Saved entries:
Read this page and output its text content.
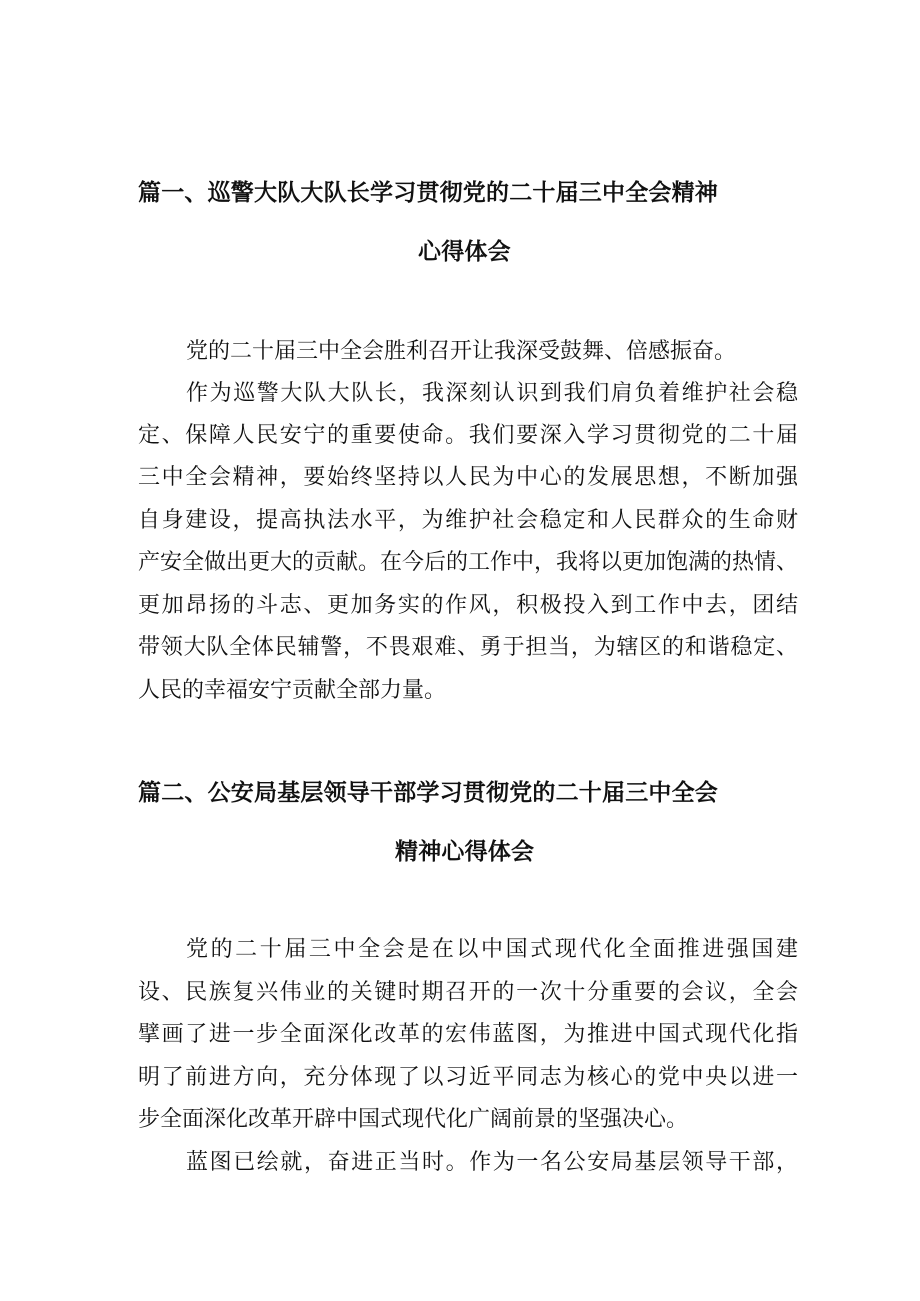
篇一、巡警大队大队长学习贯彻党的二十届三中全会精神
心得体会
党的二十届三中全会胜利召开让我深受鼓舞、倍感振奋。
作为巡警大队大队长，我深刻认识到我们肩负着维护社会稳
定、保障人民安宁的重要使命。我们要深入学习贯彻党的二十届
三中全会精神，要始终坚持以人民为中心的发展思想，不断加强
自身建设，提高执法水平，为维护社会稳定和人民群众的生命财
产安全做出更大的贡献。在今后的工作中，我将以更加饱满的热情、
更加昂扬的斗志、更加务实的作风，积极投入到工作中去，团结
带领大队全体民辅警，不畏艰难、勇于担当，为辖区的和谐稳定、
人民的幸福安宁贡献全部力量。
篇二、公安局基层领导干部学习贯彻党的二十届三中全会
精神心得体会
党的二十届三中全会是在以中国式现代化全面推进强国建
设、民族复兴伟业的关键时期召开的一次十分重要的会议，全会
擘画了进一步全面深化改革的宏伟蓝图，为推进中国式现代化指
明了前进方向，充分体现了以习近平同志为核心的党中央以进一
步全面深化改革开辟中国式现代化广阔前景的坚强决心。
蓝图已绘就，奋进正当时。作为一名公安局基层领导干部，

- _DIRECTIONS FOR THIS TASK_: Quote the full listing above word for word; exclude every picture from the copy.

- _TASK OUTPUT_:
Read this page and output its text content.
篇一、巡警大队大队长学习贯彻党的二十届三中全会精神
心得体会
党的二十届三中全会胜利召开让我深受鼓舞、倍感振奋。
作为巡警大队大队长，我深刻认识到我们肩负着维护社会稳
定、保障人民安宁的重要使命。我们要深入学习贯彻党的二十届
三中全会精神，要始终坚持以人民为中心的发展思想，不断加强
自身建设，提高执法水平，为维护社会稳定和人民群众的生命财
产安全做出更大的贡献。在今后的工作中，我将以更加饱满的热情、
更加昂扬的斗志、更加务实的作风，积极投入到工作中去，团结
带领大队全体民辅警，不畏艰难、勇于担当，为辖区的和谐稳定、
人民的幸福安宁贡献全部力量。
篇二、公安局基层领导干部学习贯彻党的二十届三中全会
精神心得体会
党的二十届三中全会是在以中国式现代化全面推进强国建
设、民族复兴伟业的关键时期召开的一次十分重要的会议，全会
擘画了进一步全面深化改革的宏伟蓝图，为推进中国式现代化指
明了前进方向，充分体现了以习近平同志为核心的党中央以进一
步全面深化改革开辟中国式现代化广阔前景的坚强决心。
蓝图已绘就，奋进正当时。作为一名公安局基层领导干部，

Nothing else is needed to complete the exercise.